Stored entries
┌──
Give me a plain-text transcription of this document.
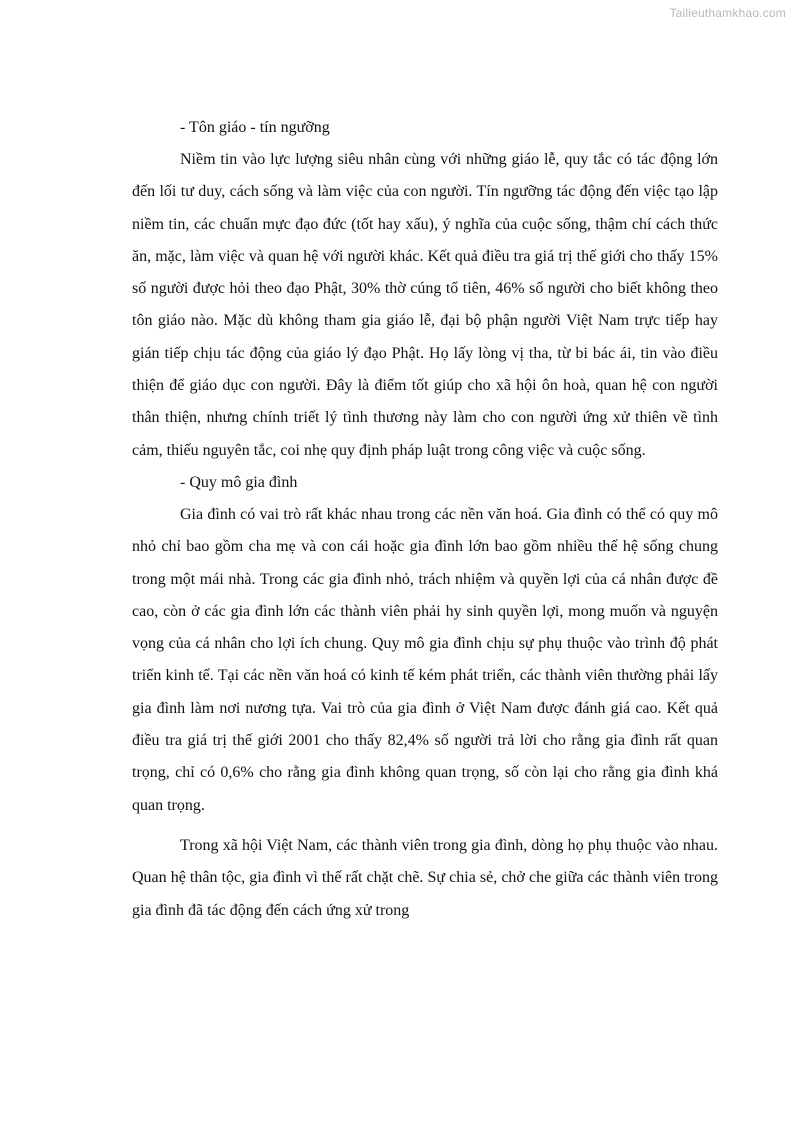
Tailieuthamkhao.com

- Tôn giáo - tín ngưỡng

Niềm tin vào lực lượng siêu nhân cùng với những giáo lễ, quy tắc có tác động lớn đến lối tư duy, cách sống và làm việc của con người. Tín ngưỡng tác động đến việc tạo lập niềm tin, các chuẩn mực đạo đức (tốt hay xấu), ý nghĩa của cuộc sống, thậm chí cách thức ăn, mặc, làm việc và quan hệ với người khác. Kết quả điều tra giá trị thế giới cho thấy 15% số người được hỏi theo đạo Phật, 30% thờ cúng tổ tiên, 46% số người cho biết không theo tôn giáo nào. Mặc dù không tham gia giáo lễ, đại bộ phận người Việt Nam trực tiếp hay gián tiếp chịu tác động của giáo lý đạo Phật. Họ lấy lòng vị tha, từ bi bác ái, tin vào điều thiện để giáo dục con người. Đây là điểm tốt giúp cho xã hội ôn hoà, quan hệ con người thân thiện, nhưng chính triết lý tình thương này làm cho con người ứng xử thiên về tình cảm, thiếu nguyên tắc, coi nhẹ quy định pháp luật trong công việc và cuộc sống.

- Quy mô gia đình

Gia đình có vai trò rất khác nhau trong các nền văn hoá. Gia đình có thể có quy mô nhỏ chỉ bao gồm cha mẹ và con cái hoặc gia đình lớn bao gồm nhiều thế hệ sống chung trong một mái nhà. Trong các gia đình nhỏ, trách nhiệm và quyền lợi của cá nhân được đề cao, còn ở các gia đình lớn các thành viên phải hy sinh quyền lợi, mong muốn và nguyện vọng của cá nhân cho lợi ích chung. Quy mô gia đình chịu sự phụ thuộc vào trình độ phát triển kinh tế. Tại các nền văn hoá có kinh tế kém phát triển, các thành viên thường phải lấy gia đình làm nơi nương tựa. Vai trò của gia đình ở Việt Nam được đánh giá cao. Kết quả điều tra giá trị thế giới 2001 cho thấy 82,4% số người trả lời cho rằng gia đình rất quan trọng, chỉ có 0,6% cho rằng gia đình không quan trọng, số còn lại cho rằng gia đình khá quan trọng.

Trong xã hội Việt Nam, các thành viên trong gia đình, dòng họ phụ thuộc vào nhau. Quan hệ thân tộc, gia đình vì thế rất chặt chẽ. Sự chia sẻ, chở che giữa các thành viên trong gia đình đã tác động đến cách ứng xử trong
└──
■ **Task instructions**
Quote the records above exactly, leaving out any pictures.

■ **Final answer**
Give me a plain-text transcription of this document.
Tailieuthamkhao.com

- Tôn giáo - tín ngưỡng

Niềm tin vào lực lượng siêu nhân cùng với những giáo lễ, quy tắc có tác động lớn đến lối tư duy, cách sống và làm việc của con người. Tín ngưỡng tác động đến việc tạo lập niềm tin, các chuẩn mực đạo đức (tốt hay xấu), ý nghĩa của cuộc sống, thậm chí cách thức ăn, mặc, làm việc và quan hệ với người khác. Kết quả điều tra giá trị thế giới cho thấy 15% số người được hỏi theo đạo Phật, 30% thờ cúng tổ tiên, 46% số người cho biết không theo tôn giáo nào. Mặc dù không tham gia giáo lễ, đại bộ phận người Việt Nam trực tiếp hay gián tiếp chịu tác động của giáo lý đạo Phật. Họ lấy lòng vị tha, từ bi bác ái, tin vào điều thiện để giáo dục con người. Đây là điểm tốt giúp cho xã hội ôn hoà, quan hệ con người thân thiện, nhưng chính triết lý tình thương này làm cho con người ứng xử thiên về tình cảm, thiếu nguyên tắc, coi nhẹ quy định pháp luật trong công việc và cuộc sống.

- Quy mô gia đình

Gia đình có vai trò rất khác nhau trong các nền văn hoá. Gia đình có thể có quy mô nhỏ chỉ bao gồm cha mẹ và con cái hoặc gia đình lớn bao gồm nhiều thế hệ sống chung trong một mái nhà. Trong các gia đình nhỏ, trách nhiệm và quyền lợi của cá nhân được đề cao, còn ở các gia đình lớn các thành viên phải hy sinh quyền lợi, mong muốn và nguyện vọng của cá nhân cho lợi ích chung. Quy mô gia đình chịu sự phụ thuộc vào trình độ phát triển kinh tế. Tại các nền văn hoá có kinh tế kém phát triển, các thành viên thường phải lấy gia đình làm nơi nương tựa. Vai trò của gia đình ở Việt Nam được đánh giá cao. Kết quả điều tra giá trị thế giới 2001 cho thấy 82,4% số người trả lời cho rằng gia đình rất quan trọng, chỉ có 0,6% cho rằng gia đình không quan trọng, số còn lại cho rằng gia đình khá quan trọng.

Trong xã hội Việt Nam, các thành viên trong gia đình, dòng họ phụ thuộc vào nhau. Quan hệ thân tộc, gia đình vì thế rất chặt chẽ. Sự chia sẻ, chở che giữa các thành viên trong gia đình đã tác động đến cách ứng xử trong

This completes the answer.